▶ [Provided data]
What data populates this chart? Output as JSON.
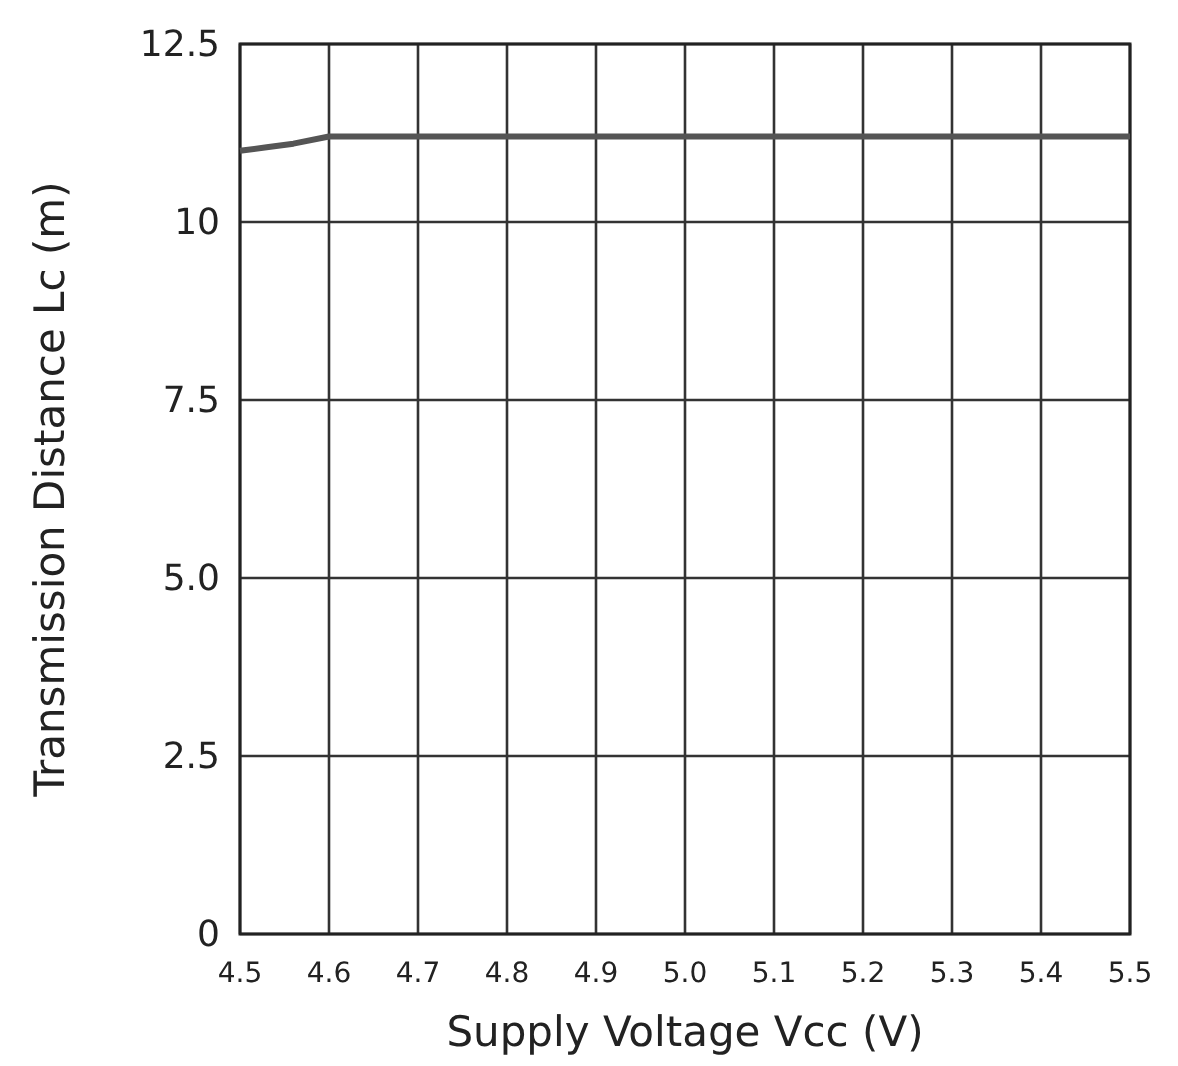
{
  "chart_data": {
    "type": "line",
    "xlabel": "Supply Voltage Vcc (V)",
    "ylabel": "Transmission Distance Lc (m)",
    "x": [
      4.5,
      4.53,
      4.56,
      4.6,
      4.7,
      4.8,
      4.9,
      5.0,
      5.1,
      5.2,
      5.3,
      5.4,
      5.5
    ],
    "series": [
      {
        "color": "#555555",
        "values": [
          11.0,
          11.05,
          11.1,
          11.2,
          11.2,
          11.2,
          11.2,
          11.2,
          11.2,
          11.2,
          11.2,
          11.2,
          11.2
        ]
      }
    ],
    "xlim": [
      4.5,
      5.5
    ],
    "ylim": [
      0,
      12.5
    ],
    "xticks": [
      4.5,
      4.6,
      4.7,
      4.8,
      4.9,
      {
        "value": 5.0,
        "label": "5.0"
      },
      5.1,
      5.2,
      5.3,
      5.4,
      5.5
    ],
    "yticks": [
      0,
      2.5,
      {
        "value": 5.0,
        "label": "5.0"
      },
      7.5,
      10,
      12.5
    ],
    "grid": true,
    "marker": "none",
    "line_style": "solid"
  }
}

▶ [Aim] Pictures in the records above are left out; print everything else exactly as written.

▶ [Written solution]
What data populates this chart? Output as JSON.
{
  "chart_data": {
    "type": "line",
    "xlabel": "Supply Voltage Vcc (V)",
    "ylabel": "Transmission Distance Lc (m)",
    "x": [
      4.5,
      4.53,
      4.56,
      4.6,
      4.7,
      4.8,
      4.9,
      5.0,
      5.1,
      5.2,
      5.3,
      5.4,
      5.5
    ],
    "series": [
      {
        "color": "#555555",
        "values": [
          11.0,
          11.05,
          11.1,
          11.2,
          11.2,
          11.2,
          11.2,
          11.2,
          11.2,
          11.2,
          11.2,
          11.2,
          11.2
        ]
      }
    ],
    "xlim": [
      4.5,
      5.5
    ],
    "ylim": [
      0,
      12.5
    ],
    "xticks": [
      4.5,
      4.6,
      4.7,
      4.8,
      4.9,
      {
        "value": 5.0,
        "label": "5.0"
      },
      5.1,
      5.2,
      5.3,
      5.4,
      5.5
    ],
    "yticks": [
      0,
      2.5,
      {
        "value": 5.0,
        "label": "5.0"
      },
      7.5,
      10,
      12.5
    ],
    "grid": true,
    "marker": "none",
    "line_style": "solid"
  }
}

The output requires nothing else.